- [Listed records]:
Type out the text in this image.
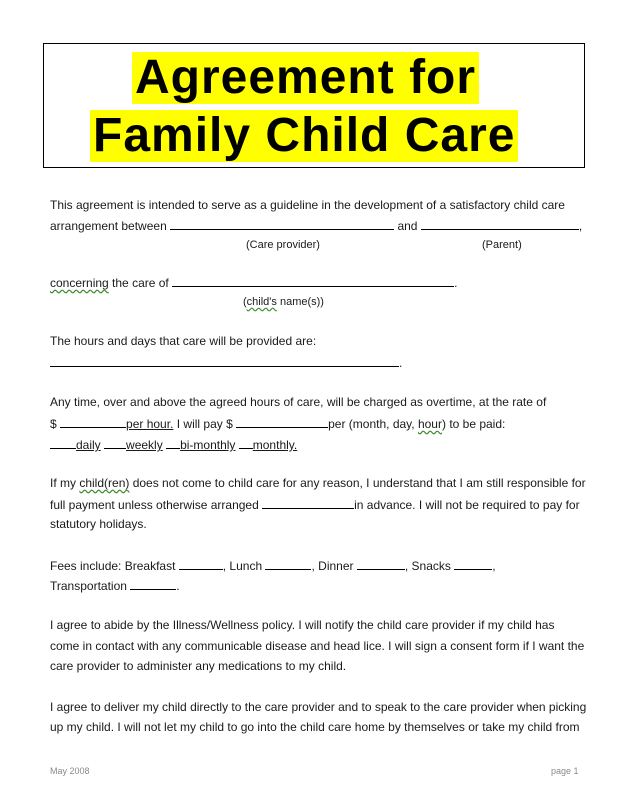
Agreement for
Family Child Care
This agreement is intended to serve as a guideline in the development of a satisfactory child care
arrangement between	and	,
(Care provider)	(Parent)
concerning the care of	.
(child's name(s))
The hours and days that care will be provided are:
.
Any time, over and above the agreed hours of care, will be charged as overtime, at the rate of
$	per hour. I will pay $	per (month, day, hour) to be paid:
daily weekly bi-monthly monthly.
If my child(ren) does not come to child care for any reason, I understand that I am still responsible for
full payment unless otherwise arranged	in advance. I will not be required to pay for
statutory holidays.
Fees include: Breakfast	, Lunch	, Dinner	, Snacks	,
Transportation	.
I agree to abide by the Illness/Wellness policy. I will notify the child care provider if my child has
come in contact with any communicable disease and head lice. I will sign a consent form if I want the
care provider to administer any medications to my child.
I agree to deliver my child directly to the care provider and to speak to the care provider when picking
up my child. I will not let my child to go into the child care home by themselves or take my child from
May 2008	page 1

- [Set exercise]:
Look through the lines above and collect those with the word "come".

- [Final result]:
If my child(ren) does not come to child care for any reason, I understand that I am still responsible for
come in contact with any communicable disease and head lice. I will sign a consent form if I want the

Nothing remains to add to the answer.